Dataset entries
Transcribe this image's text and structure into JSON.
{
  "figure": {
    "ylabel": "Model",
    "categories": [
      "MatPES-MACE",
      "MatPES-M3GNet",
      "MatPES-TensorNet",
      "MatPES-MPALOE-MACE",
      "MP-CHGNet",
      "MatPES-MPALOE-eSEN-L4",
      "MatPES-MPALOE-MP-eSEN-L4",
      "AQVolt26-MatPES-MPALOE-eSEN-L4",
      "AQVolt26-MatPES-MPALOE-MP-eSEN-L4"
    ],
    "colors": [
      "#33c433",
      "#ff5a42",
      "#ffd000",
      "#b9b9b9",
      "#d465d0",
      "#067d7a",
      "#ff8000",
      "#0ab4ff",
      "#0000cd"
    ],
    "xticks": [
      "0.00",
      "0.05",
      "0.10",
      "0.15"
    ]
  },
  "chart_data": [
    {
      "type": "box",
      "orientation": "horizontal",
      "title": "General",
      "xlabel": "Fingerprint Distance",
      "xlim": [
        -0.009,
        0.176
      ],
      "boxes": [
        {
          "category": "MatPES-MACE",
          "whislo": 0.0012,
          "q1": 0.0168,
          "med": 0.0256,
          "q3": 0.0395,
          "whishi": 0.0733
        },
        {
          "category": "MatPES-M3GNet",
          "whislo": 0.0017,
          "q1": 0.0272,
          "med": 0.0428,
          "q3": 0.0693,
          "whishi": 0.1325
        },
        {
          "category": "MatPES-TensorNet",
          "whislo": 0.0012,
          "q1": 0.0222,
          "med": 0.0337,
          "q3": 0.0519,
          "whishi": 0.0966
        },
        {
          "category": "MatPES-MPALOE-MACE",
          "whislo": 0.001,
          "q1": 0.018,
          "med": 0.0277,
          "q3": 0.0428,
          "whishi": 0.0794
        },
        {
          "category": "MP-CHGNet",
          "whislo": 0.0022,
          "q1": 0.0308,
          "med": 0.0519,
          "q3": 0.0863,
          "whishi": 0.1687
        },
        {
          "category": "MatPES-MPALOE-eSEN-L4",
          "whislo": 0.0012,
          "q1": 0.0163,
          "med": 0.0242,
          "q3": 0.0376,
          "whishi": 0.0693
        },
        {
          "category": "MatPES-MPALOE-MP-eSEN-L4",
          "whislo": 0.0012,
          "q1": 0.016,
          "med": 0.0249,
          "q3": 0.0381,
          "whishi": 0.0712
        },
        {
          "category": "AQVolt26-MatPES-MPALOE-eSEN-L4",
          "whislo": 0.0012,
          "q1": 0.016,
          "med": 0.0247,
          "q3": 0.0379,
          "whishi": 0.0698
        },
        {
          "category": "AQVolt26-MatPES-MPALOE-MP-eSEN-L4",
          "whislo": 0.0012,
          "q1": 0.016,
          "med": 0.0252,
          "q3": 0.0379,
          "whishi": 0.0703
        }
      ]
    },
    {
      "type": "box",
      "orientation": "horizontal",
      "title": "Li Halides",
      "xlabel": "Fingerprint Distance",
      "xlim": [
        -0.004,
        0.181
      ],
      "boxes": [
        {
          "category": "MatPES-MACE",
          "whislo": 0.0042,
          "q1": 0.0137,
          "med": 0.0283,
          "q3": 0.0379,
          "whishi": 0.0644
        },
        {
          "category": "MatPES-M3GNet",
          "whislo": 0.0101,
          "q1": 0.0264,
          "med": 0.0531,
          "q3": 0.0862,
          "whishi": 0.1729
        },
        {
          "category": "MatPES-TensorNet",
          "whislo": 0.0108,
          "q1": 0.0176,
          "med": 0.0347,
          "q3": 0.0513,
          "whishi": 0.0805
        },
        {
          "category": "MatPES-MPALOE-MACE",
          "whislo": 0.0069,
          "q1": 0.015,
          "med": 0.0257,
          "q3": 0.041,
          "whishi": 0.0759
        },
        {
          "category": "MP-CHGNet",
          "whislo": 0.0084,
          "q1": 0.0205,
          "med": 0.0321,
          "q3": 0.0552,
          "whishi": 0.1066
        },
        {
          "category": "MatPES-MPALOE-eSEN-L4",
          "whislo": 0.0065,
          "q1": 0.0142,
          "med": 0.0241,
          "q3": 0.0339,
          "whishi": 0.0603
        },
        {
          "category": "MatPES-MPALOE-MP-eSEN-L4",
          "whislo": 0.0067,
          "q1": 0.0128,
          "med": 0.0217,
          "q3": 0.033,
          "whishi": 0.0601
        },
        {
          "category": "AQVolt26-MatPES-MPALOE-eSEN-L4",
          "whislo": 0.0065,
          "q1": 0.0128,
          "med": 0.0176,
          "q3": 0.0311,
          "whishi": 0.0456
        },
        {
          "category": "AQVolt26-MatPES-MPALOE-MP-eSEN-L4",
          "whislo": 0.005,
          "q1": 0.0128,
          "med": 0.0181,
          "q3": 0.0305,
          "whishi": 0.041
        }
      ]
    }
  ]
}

#### [EXERCISE PROMPT]
The records above are to be repeated exactly, in their entirety.

#### [TASK RESULT]
Transcribe this image's text and structure into JSON.
{
  "figure": {
    "ylabel": "Model",
    "categories": [
      "MatPES-MACE",
      "MatPES-M3GNet",
      "MatPES-TensorNet",
      "MatPES-MPALOE-MACE",
      "MP-CHGNet",
      "MatPES-MPALOE-eSEN-L4",
      "MatPES-MPALOE-MP-eSEN-L4",
      "AQVolt26-MatPES-MPALOE-eSEN-L4",
      "AQVolt26-MatPES-MPALOE-MP-eSEN-L4"
    ],
    "colors": [
      "#33c433",
      "#ff5a42",
      "#ffd000",
      "#b9b9b9",
      "#d465d0",
      "#067d7a",
      "#ff8000",
      "#0ab4ff",
      "#0000cd"
    ],
    "xticks": [
      "0.00",
      "0.05",
      "0.10",
      "0.15"
    ]
  },
  "chart_data": [
    {
      "type": "box",
      "orientation": "horizontal",
      "title": "General",
      "xlabel": "Fingerprint Distance",
      "xlim": [
        -0.009,
        0.176
      ],
      "boxes": [
        {
          "category": "MatPES-MACE",
          "whislo": 0.0012,
          "q1": 0.0168,
          "med": 0.0256,
          "q3": 0.0395,
          "whishi": 0.0733
        },
        {
          "category": "MatPES-M3GNet",
          "whislo": 0.0017,
          "q1": 0.0272,
          "med": 0.0428,
          "q3": 0.0693,
          "whishi": 0.1325
        },
        {
          "category": "MatPES-TensorNet",
          "whislo": 0.0012,
          "q1": 0.0222,
          "med": 0.0337,
          "q3": 0.0519,
          "whishi": 0.0966
        },
        {
          "category": "MatPES-MPALOE-MACE",
          "whislo": 0.001,
          "q1": 0.018,
          "med": 0.0277,
          "q3": 0.0428,
          "whishi": 0.0794
        },
        {
          "category": "MP-CHGNet",
          "whislo": 0.0022,
          "q1": 0.0308,
          "med": 0.0519,
          "q3": 0.0863,
          "whishi": 0.1687
        },
        {
          "category": "MatPES-MPALOE-eSEN-L4",
          "whislo": 0.0012,
          "q1": 0.0163,
          "med": 0.0242,
          "q3": 0.0376,
          "whishi": 0.0693
        },
        {
          "category": "MatPES-MPALOE-MP-eSEN-L4",
          "whislo": 0.0012,
          "q1": 0.016,
          "med": 0.0249,
          "q3": 0.0381,
          "whishi": 0.0712
        },
        {
          "category": "AQVolt26-MatPES-MPALOE-eSEN-L4",
          "whislo": 0.0012,
          "q1": 0.016,
          "med": 0.0247,
          "q3": 0.0379,
          "whishi": 0.0698
        },
        {
          "category": "AQVolt26-MatPES-MPALOE-MP-eSEN-L4",
          "whislo": 0.0012,
          "q1": 0.016,
          "med": 0.0252,
          "q3": 0.0379,
          "whishi": 0.0703
        }
      ]
    },
    {
      "type": "box",
      "orientation": "horizontal",
      "title": "Li Halides",
      "xlabel": "Fingerprint Distance",
      "xlim": [
        -0.004,
        0.181
      ],
      "boxes": [
        {
          "category": "MatPES-MACE",
          "whislo": 0.0042,
          "q1": 0.0137,
          "med": 0.0283,
          "q3": 0.0379,
          "whishi": 0.0644
        },
        {
          "category": "MatPES-M3GNet",
          "whislo": 0.0101,
          "q1": 0.0264,
          "med": 0.0531,
          "q3": 0.0862,
          "whishi": 0.1729
        },
        {
          "category": "MatPES-TensorNet",
          "whislo": 0.0108,
          "q1": 0.0176,
          "med": 0.0347,
          "q3": 0.0513,
          "whishi": 0.0805
        },
        {
          "category": "MatPES-MPALOE-MACE",
          "whislo": 0.0069,
          "q1": 0.015,
          "med": 0.0257,
          "q3": 0.041,
          "whishi": 0.0759
        },
        {
          "category": "MP-CHGNet",
          "whislo": 0.0084,
          "q1": 0.0205,
          "med": 0.0321,
          "q3": 0.0552,
          "whishi": 0.1066
        },
        {
          "category": "MatPES-MPALOE-eSEN-L4",
          "whislo": 0.0065,
          "q1": 0.0142,
          "med": 0.0241,
          "q3": 0.0339,
          "whishi": 0.0603
        },
        {
          "category": "MatPES-MPALOE-MP-eSEN-L4",
          "whislo": 0.0067,
          "q1": 0.0128,
          "med": 0.0217,
          "q3": 0.033,
          "whishi": 0.0601
        },
        {
          "category": "AQVolt26-MatPES-MPALOE-eSEN-L4",
          "whislo": 0.0065,
          "q1": 0.0128,
          "med": 0.0176,
          "q3": 0.0311,
          "whishi": 0.0456
        },
        {
          "category": "AQVolt26-MatPES-MPALOE-MP-eSEN-L4",
          "whislo": 0.005,
          "q1": 0.0128,
          "med": 0.0181,
          "q3": 0.0305,
          "whishi": 0.041
        }
      ]
    }
  ]
}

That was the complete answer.